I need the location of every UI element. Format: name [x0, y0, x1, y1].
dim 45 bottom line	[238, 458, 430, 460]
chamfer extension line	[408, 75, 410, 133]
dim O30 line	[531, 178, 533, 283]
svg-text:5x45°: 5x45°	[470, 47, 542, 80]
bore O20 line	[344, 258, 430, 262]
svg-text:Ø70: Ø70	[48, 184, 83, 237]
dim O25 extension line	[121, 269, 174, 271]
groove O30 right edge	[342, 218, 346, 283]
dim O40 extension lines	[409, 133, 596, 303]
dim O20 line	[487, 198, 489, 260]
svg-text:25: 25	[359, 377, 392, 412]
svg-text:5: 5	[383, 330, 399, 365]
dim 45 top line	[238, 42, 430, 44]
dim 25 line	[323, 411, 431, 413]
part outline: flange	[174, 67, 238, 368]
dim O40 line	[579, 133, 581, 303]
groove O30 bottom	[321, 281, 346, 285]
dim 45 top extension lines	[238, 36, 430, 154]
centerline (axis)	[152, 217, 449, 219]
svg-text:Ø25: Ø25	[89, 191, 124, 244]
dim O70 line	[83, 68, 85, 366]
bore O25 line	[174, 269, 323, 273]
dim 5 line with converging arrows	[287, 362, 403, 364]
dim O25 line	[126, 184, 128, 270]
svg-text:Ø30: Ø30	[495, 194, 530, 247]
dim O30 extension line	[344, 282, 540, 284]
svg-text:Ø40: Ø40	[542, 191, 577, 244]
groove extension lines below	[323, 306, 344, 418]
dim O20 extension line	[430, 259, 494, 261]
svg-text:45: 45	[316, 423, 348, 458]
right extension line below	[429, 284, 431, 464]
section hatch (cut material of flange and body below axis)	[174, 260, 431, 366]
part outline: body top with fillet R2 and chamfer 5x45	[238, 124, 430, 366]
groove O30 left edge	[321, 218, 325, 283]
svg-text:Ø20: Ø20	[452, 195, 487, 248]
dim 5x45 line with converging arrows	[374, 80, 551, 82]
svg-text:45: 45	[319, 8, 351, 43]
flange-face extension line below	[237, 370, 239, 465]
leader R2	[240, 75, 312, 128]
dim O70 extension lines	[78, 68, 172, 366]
● ● ●
• _Work required_
Report, in full, each line of the items above that contains the word "with".

• _Written answer_
dim 5 line with converging arrows	[287, 362, 403, 364]
part outline: body top with fillet R2 and chamfer 5x45	[238, 124, 430, 366]
dim 5x45 line with converging arrows	[374, 80, 551, 82]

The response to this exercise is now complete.